### Available records
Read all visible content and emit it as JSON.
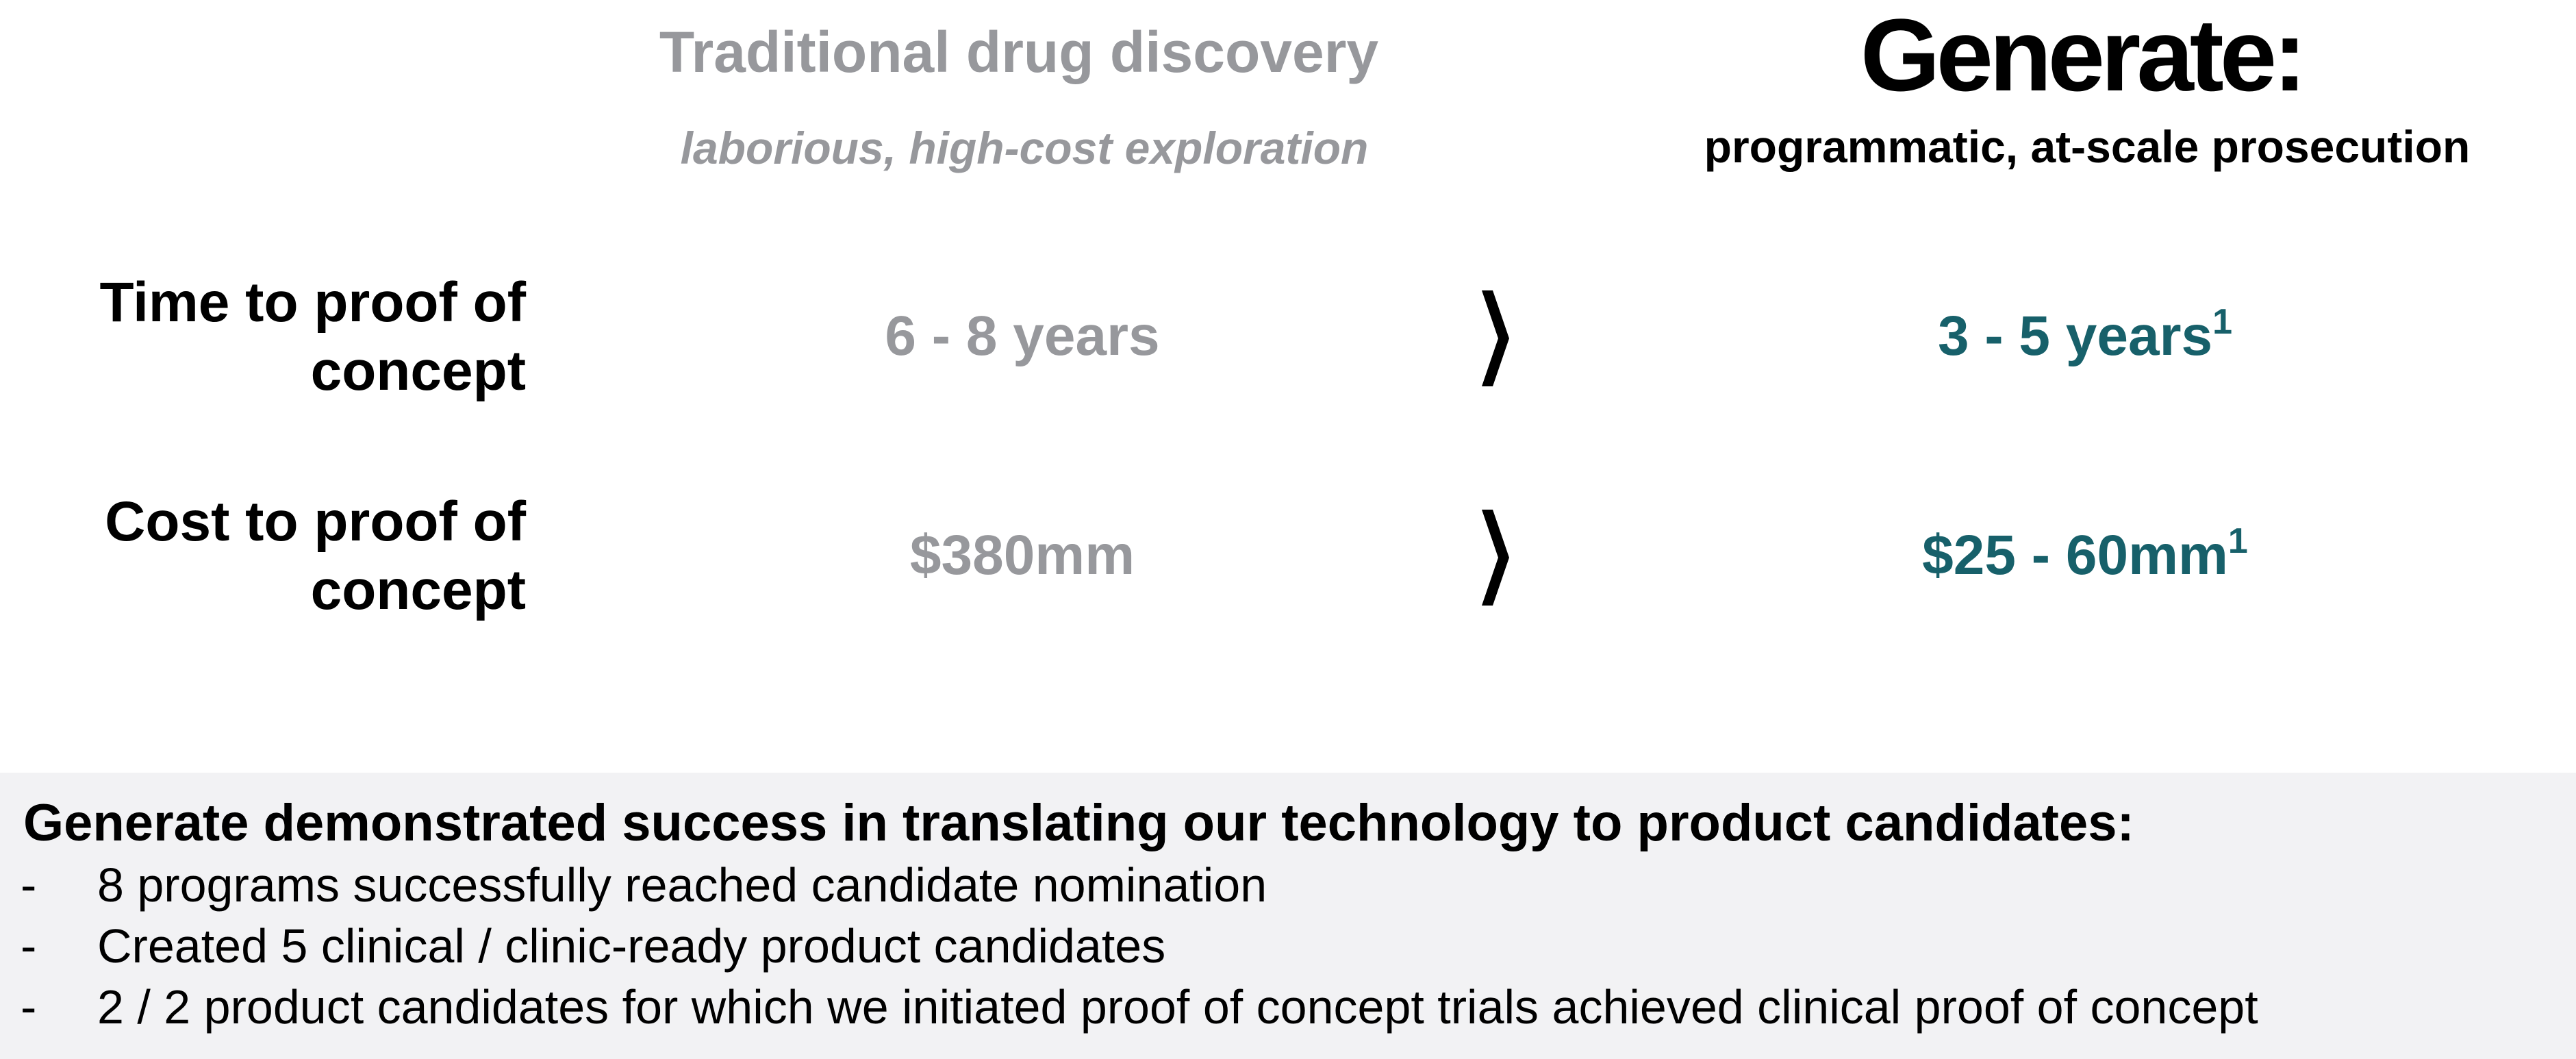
{
  "header": {
    "traditional": {
      "title": "Traditional drug discovery",
      "subtitle": "laborious, high-cost exploration"
    },
    "generate": {
      "title": "Generate:",
      "subtitle": "programmatic, at-scale prosecution"
    }
  },
  "rows": [
    {
      "label_line1": "Time to proof of",
      "label_line2": "concept",
      "traditional": "6 - 8 years",
      "generate": "3 - 5 years",
      "generate_footnote": "1"
    },
    {
      "label_line1": "Cost to proof of",
      "label_line2": "concept",
      "traditional": "$380mm",
      "generate": "$25 - 60mm",
      "generate_footnote": "1"
    }
  ],
  "arrow_icon": "chevron-right-icon",
  "colors": {
    "traditional": "#97989c",
    "generate": "#17606a",
    "panel": "#f2f2f4"
  },
  "summary": {
    "heading": "Generate demonstrated success in translating our technology to product candidates:",
    "bullet_marker": "-",
    "bullets": [
      "8 programs successfully reached candidate nomination",
      "Created 5 clinical / clinic-ready product candidates",
      "2 / 2 product candidates for which we initiated proof of concept trials achieved clinical proof of concept"
    ]
  }
}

### Exercise objective
From the listing, extract all text exactly as given and drop any picture.

### Full solution
Read all visible content and emit it as JSON.
{
  "header": {
    "traditional": {
      "title": "Traditional drug discovery",
      "subtitle": "laborious, high-cost exploration"
    },
    "generate": {
      "title": "Generate:",
      "subtitle": "programmatic, at-scale prosecution"
    }
  },
  "rows": [
    {
      "label_line1": "Time to proof of",
      "label_line2": "concept",
      "traditional": "6 - 8 years",
      "generate": "3 - 5 years",
      "generate_footnote": "1"
    },
    {
      "label_line1": "Cost to proof of",
      "label_line2": "concept",
      "traditional": "$380mm",
      "generate": "$25 - 60mm",
      "generate_footnote": "1"
    }
  ],
  "arrow_icon": "chevron-right-icon",
  "colors": {
    "traditional": "#97989c",
    "generate": "#17606a",
    "panel": "#f2f2f4"
  },
  "summary": {
    "heading": "Generate demonstrated success in translating our technology to product candidates:",
    "bullet_marker": "-",
    "bullets": [
      "8 programs successfully reached candidate nomination",
      "Created 5 clinical / clinic-ready product candidates",
      "2 / 2 product candidates for which we initiated proof of concept trials achieved clinical proof of concept"
    ]
  }
}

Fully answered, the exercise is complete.